Pull every line with the word "finanztreff" out of the entries below.

[Start of Record excerpts]

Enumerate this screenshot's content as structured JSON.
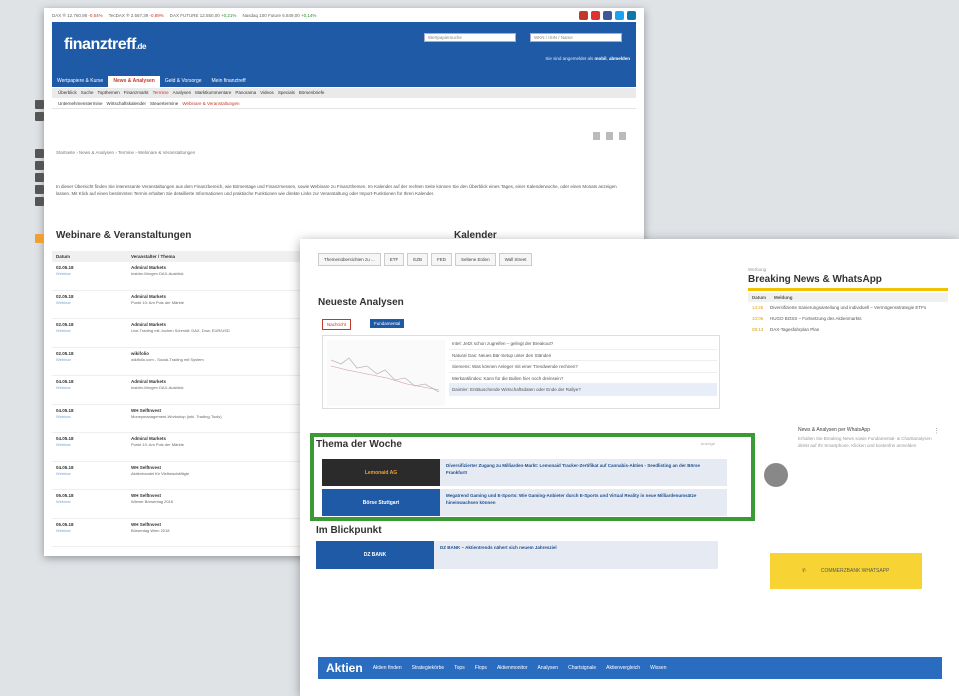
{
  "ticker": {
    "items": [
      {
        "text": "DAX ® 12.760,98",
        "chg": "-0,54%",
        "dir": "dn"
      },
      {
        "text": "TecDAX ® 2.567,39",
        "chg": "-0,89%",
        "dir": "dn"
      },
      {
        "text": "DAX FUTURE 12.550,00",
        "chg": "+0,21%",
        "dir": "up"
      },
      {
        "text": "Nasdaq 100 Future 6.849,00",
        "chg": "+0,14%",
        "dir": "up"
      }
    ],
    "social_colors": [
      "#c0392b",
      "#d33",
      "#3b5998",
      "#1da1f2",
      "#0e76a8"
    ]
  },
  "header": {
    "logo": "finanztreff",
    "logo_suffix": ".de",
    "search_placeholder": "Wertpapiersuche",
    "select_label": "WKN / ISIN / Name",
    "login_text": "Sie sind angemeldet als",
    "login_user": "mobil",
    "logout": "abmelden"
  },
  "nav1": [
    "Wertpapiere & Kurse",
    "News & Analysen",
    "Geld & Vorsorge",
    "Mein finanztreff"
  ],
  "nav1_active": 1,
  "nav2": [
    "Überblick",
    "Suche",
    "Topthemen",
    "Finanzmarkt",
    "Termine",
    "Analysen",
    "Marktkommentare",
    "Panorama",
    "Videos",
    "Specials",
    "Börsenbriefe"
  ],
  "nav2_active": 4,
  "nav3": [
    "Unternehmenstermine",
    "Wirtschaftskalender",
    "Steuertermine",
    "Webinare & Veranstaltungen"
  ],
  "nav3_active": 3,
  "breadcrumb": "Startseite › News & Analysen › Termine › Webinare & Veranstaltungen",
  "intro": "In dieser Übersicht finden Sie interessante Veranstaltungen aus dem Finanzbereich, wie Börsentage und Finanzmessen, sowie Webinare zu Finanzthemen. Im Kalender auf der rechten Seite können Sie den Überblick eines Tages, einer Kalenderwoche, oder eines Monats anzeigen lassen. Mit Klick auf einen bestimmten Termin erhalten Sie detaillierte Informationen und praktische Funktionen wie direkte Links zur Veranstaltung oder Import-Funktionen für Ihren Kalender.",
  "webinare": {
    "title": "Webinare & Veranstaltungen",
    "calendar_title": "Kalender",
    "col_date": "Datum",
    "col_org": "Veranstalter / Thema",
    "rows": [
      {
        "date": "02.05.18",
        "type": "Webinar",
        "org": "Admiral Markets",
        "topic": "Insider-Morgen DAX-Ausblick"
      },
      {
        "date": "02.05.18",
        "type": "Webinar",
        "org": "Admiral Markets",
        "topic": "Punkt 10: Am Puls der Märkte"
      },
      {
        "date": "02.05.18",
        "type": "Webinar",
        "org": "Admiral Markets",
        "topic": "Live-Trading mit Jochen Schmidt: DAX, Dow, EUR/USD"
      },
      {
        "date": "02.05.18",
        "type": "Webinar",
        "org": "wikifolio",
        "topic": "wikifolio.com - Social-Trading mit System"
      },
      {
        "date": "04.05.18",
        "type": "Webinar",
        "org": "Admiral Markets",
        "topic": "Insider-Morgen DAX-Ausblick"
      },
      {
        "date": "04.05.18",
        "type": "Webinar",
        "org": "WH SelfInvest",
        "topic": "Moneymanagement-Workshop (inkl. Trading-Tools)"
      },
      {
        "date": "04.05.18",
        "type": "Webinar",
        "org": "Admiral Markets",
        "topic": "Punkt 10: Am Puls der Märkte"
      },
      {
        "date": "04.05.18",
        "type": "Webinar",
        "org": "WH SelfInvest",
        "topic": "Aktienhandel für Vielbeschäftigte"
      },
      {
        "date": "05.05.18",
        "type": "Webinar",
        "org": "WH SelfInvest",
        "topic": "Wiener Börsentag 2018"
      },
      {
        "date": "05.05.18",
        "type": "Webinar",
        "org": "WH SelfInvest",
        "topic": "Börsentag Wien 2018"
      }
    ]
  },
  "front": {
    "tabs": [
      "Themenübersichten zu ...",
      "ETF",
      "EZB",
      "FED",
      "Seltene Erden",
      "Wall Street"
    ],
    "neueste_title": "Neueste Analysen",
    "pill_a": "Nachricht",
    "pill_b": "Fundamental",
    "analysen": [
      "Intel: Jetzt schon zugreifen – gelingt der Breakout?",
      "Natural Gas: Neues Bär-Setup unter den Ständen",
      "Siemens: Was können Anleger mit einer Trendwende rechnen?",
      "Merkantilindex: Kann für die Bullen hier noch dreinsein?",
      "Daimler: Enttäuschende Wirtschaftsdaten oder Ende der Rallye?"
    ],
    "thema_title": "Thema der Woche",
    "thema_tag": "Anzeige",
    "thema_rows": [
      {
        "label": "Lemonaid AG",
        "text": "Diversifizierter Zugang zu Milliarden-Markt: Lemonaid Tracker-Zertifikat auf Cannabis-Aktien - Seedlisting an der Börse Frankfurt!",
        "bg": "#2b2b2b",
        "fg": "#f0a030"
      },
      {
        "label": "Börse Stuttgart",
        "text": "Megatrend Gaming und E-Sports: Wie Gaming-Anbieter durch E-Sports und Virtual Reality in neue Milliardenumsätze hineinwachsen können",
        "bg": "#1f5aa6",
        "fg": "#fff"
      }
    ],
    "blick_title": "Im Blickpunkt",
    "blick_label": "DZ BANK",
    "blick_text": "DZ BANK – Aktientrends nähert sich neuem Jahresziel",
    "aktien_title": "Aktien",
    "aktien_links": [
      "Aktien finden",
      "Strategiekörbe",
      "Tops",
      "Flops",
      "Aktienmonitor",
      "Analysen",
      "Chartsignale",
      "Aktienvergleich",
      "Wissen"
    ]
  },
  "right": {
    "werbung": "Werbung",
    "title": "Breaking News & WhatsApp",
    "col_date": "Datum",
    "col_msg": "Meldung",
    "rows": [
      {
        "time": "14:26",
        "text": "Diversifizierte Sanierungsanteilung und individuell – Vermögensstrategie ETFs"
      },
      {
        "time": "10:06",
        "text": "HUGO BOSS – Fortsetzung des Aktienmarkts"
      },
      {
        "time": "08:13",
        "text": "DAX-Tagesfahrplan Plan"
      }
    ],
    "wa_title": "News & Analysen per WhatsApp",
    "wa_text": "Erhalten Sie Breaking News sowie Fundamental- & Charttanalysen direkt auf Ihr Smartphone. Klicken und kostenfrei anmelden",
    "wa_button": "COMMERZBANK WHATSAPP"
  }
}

[End of Record excerpts]

• [Finished task]:
    "logo": "finanztreff",
    "Mein finanztreff"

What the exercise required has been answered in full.